Entries shown →
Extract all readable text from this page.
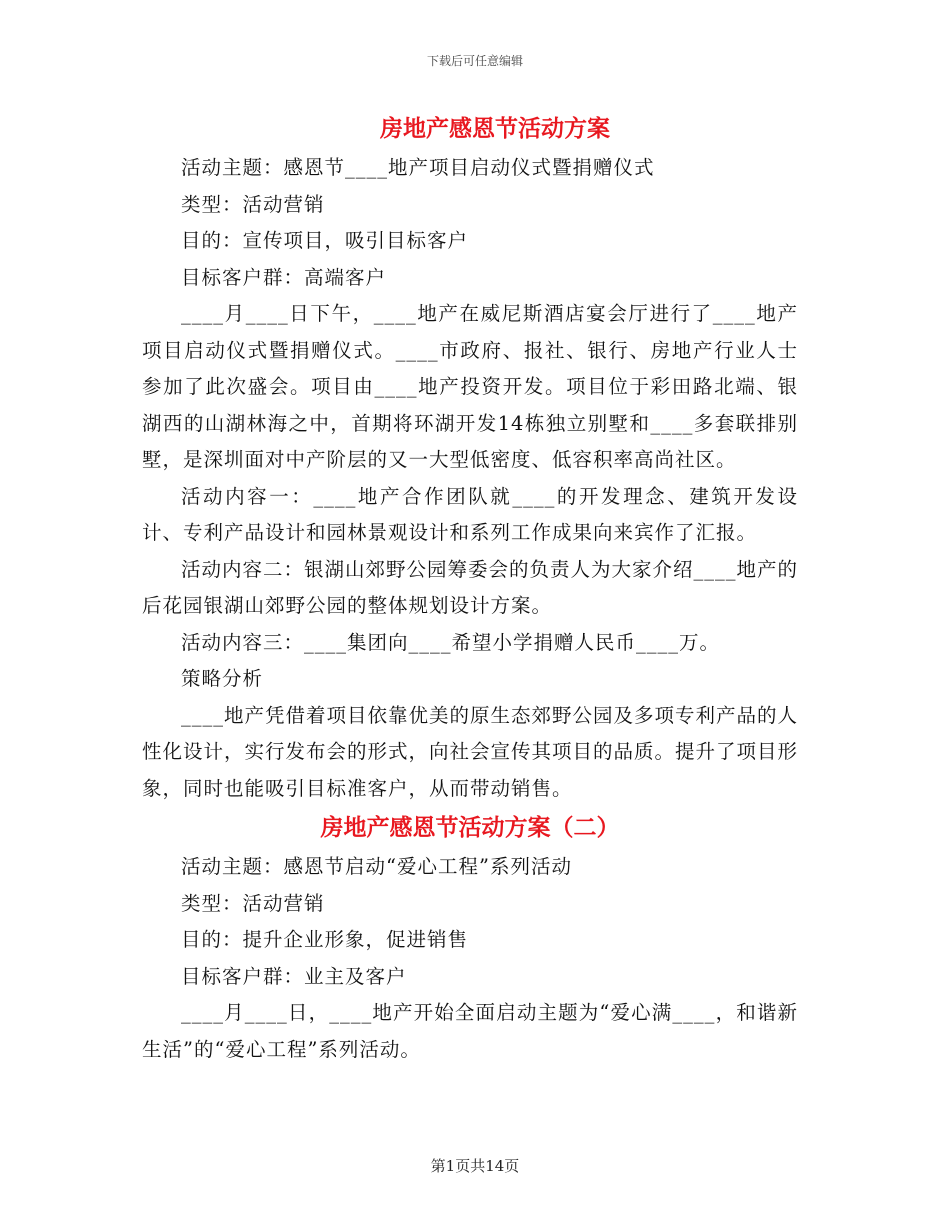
下载后可任意编辑
房地产感恩节活动方案

活动主题：感恩节____地产项目启动仪式暨捐赠仪式

类型：活动营销

目的：宣传项目，吸引目标客户

目标客户群：高端客户

____月____日下午，____地产在威尼斯酒店宴会厅进行了____地产项目启动仪式暨捐赠仪式。____市政府、报社、银行、房地产行业人士参加了此次盛会。项目由____地产投资开发。项目位于彩田路北端、银湖西的山湖林海之中，首期将环湖开发14栋独立别墅和____多套联排别墅，是深圳面对中产阶层的又一大型低密度、低容积率高尚社区。

活动内容一：____地产合作团队就____的开发理念、建筑开发设计、专利产品设计和园林景观设计和系列工作成果向来宾作了汇报。

活动内容二：银湖山郊野公园筹委会的负责人为大家介绍____地产的后花园银湖山郊野公园的整体规划设计方案。

活动内容三：____集团向____希望小学捐赠人民币____万。

策略分析

____地产凭借着项目依靠优美的原生态郊野公园及多项专利产品的人性化设计，实行发布会的形式，向社会宣传其项目的品质。提升了项目形象，同时也能吸引目标准客户，从而带动销售。

房地产感恩节活动方案（二）

活动主题：感恩节启动“爱心工程”系列活动

类型：活动营销

目的：提升企业形象，促进销售

目标客户群：业主及客户

____月____日，____地产开始全面启动主题为“爱心满____，和谐新生活”的“爱心工程”系列活动。

第1页共14页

Aim of the exercise → Gather up every line from the listing above in which the word "爱心工程" occurs.

Answer below →
活动主题：感恩节启动“爱心工程”系列活动
____月____日，____地产开始全面启动主题为“爱心满____，和谐新生活”的“爱心工程”系列活动。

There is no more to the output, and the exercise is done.